**Document text:**

While asset price inflation is considered an acceptable part of the system (a typical case is the
housing market where it is a common assumption that a correct return on the initial investment can be
assured only through the future inflation of prices beyond the general level of inflation), so-called

“bubbles” are phenomena that should if possible be avoided. “Bubbles” are situations when “assetprice inflation” gets out of hand.
The reverse phenomenon to “asset-price inflation” (and to “bubbles”) can be called “asset-price
deflation”. This is the situation when a decline in asset prices not only leads to a correction by
eliminating “excess value” resulting from “asset-price inflation”, but when it destroys economically
otherwise useful assets. These reversals can hit hard savers, small and large companies as well as
banks and other financial institutions that hold these assets either as a collateral or as their own
investments or reserves (Hieronymi and Stephanou 2013).
The concept developed by the Japanese economist Richard Koo from the 1990s onward (see, e.g.,
Koo 2009) under the terms “balance-sheet recession” or “balance-sheet depression” deals essentially
with this phenomenon. “Balance-sheet recession” refers to the behaviour of potential investors and


potential borrowers under the impact of the loss of the value of their assets, especially when these
assets had been acquired through borrowing. The gap that opens up between assets and liabilities—
the value of assets declines while the value of debts remains the same (or can even rise)—acts as a
major break on spending (Koo 2011).

**Provided data:**

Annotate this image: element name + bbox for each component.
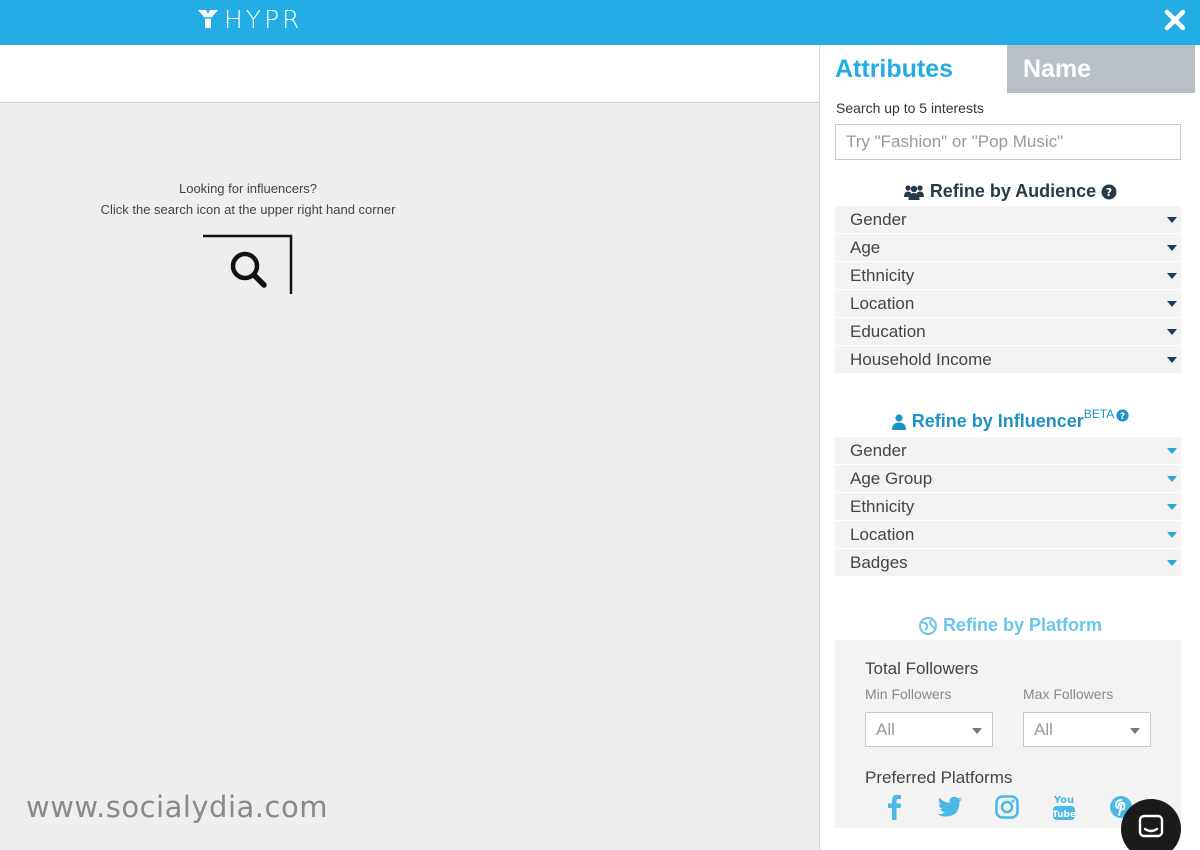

**Job:** Give every author-and-year citation that appears in the passage on asset-price inflation.

**Task answer:**
- Hieronymi and Stephanou 2013
- Koo 2009
- Koo 2011